◆ EXERCISE OBJECTIVE ◆
Wherever the string "icon" occurs in a line of these records, report that line.

------------------------------

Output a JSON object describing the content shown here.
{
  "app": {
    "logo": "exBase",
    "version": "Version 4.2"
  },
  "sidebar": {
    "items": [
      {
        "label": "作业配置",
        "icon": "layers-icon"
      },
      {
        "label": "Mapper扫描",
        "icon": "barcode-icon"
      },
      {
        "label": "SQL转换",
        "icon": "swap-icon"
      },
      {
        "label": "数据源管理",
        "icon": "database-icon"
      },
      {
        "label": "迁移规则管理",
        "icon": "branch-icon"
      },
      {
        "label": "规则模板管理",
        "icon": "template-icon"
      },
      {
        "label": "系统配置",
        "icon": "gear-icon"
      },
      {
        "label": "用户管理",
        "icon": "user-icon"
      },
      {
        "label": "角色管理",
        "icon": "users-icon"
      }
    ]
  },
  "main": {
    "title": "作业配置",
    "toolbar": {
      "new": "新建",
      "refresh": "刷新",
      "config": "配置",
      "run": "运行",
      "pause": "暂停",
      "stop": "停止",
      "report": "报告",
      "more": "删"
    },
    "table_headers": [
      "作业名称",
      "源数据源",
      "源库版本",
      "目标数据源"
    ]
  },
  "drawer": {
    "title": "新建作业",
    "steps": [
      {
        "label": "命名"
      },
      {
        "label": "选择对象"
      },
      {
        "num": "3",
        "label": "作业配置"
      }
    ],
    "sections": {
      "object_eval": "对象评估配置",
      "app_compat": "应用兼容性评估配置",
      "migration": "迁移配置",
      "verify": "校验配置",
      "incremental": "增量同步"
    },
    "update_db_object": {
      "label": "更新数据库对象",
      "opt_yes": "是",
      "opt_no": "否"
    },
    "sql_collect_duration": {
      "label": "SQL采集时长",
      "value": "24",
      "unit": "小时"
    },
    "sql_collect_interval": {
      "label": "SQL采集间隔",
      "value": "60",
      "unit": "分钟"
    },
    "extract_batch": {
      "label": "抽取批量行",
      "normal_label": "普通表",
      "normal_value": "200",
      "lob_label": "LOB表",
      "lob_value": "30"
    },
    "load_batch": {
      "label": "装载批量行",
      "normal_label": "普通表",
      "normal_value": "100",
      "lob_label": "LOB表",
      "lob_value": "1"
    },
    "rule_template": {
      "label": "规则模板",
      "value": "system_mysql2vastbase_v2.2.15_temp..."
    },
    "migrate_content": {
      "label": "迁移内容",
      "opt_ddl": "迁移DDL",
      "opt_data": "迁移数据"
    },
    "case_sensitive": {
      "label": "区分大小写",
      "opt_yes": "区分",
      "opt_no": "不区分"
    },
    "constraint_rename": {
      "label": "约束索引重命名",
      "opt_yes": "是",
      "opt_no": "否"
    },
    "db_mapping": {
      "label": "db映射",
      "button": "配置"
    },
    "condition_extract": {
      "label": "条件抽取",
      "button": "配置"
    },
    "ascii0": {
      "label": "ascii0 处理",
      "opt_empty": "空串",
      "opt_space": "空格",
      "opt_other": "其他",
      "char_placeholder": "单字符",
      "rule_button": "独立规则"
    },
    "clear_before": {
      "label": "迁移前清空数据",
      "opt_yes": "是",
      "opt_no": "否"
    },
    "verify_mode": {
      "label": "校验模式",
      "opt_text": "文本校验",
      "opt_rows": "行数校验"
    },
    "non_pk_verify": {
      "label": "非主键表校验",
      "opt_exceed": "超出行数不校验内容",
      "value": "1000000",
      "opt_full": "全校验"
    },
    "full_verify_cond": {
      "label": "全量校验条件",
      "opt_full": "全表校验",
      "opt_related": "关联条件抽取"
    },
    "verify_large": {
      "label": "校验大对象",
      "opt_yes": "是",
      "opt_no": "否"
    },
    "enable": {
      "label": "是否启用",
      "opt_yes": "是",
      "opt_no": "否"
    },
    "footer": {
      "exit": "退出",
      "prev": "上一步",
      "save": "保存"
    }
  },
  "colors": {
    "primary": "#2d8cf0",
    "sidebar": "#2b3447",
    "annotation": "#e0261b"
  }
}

------------------------------

◆ THE RESULT ◆
        "icon": "layers-icon"
        "icon": "barcode-icon"
        "icon": "swap-icon"
        "icon": "database-icon"
        "icon": "branch-icon"
        "icon": "template-icon"
        "icon": "gear-icon"
        "icon": "user-icon"
        "icon": "users-icon"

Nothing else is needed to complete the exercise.